begin EXCERPTED RECORDS
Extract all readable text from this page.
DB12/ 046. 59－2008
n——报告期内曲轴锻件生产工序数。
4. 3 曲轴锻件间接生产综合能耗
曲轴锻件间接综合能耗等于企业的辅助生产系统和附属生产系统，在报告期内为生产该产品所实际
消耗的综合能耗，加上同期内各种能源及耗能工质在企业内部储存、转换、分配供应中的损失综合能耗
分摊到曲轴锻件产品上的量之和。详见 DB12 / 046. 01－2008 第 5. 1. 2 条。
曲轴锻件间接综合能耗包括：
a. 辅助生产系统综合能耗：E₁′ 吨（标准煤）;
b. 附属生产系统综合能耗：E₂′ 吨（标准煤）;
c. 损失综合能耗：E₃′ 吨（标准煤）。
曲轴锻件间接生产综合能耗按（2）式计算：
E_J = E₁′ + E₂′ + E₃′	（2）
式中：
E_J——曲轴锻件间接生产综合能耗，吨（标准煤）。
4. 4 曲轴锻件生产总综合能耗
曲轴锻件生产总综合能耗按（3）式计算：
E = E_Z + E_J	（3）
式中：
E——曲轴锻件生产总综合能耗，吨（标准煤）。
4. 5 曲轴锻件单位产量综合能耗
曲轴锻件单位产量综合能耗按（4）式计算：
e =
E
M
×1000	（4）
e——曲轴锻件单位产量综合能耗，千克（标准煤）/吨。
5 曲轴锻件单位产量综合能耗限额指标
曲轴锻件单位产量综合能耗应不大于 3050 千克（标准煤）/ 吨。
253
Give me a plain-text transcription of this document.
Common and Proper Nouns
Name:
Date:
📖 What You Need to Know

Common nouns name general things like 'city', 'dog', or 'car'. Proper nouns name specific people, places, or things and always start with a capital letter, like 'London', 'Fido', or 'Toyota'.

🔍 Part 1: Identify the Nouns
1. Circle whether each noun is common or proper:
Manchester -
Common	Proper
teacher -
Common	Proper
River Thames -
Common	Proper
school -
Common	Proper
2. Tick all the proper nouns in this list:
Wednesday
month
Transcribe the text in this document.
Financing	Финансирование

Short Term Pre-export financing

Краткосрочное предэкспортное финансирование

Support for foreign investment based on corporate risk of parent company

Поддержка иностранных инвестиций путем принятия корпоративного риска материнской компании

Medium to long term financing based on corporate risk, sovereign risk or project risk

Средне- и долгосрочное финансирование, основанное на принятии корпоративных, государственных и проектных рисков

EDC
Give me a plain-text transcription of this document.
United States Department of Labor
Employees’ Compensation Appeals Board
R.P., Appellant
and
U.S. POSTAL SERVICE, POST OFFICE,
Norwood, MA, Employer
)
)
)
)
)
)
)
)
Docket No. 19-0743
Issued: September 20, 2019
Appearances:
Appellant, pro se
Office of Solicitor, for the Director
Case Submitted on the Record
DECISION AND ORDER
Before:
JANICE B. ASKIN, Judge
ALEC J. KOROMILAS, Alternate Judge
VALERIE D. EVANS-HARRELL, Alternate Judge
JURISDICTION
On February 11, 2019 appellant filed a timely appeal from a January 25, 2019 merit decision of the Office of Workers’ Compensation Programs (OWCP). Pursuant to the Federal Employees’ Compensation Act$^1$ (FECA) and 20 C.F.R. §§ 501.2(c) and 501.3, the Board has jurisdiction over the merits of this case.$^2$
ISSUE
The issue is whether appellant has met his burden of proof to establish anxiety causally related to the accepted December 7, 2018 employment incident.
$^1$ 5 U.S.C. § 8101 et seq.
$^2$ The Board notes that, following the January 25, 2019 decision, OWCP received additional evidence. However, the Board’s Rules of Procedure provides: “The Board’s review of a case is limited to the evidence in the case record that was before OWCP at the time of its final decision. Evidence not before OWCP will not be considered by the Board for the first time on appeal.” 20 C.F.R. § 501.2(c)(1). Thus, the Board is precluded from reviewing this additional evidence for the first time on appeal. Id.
end EXCERPTED RECORDS
**PROBLEM DESCRIPTION:** Identify the lines above that contain the word "Judge", then copy them.

**RESPONSE TO THE TASK:**
JANICE B. ASKIN, Judge
ALEC J. KOROMILAS, Alternate Judge
VALERIE D. EVANS-HARRELL, Alternate Judge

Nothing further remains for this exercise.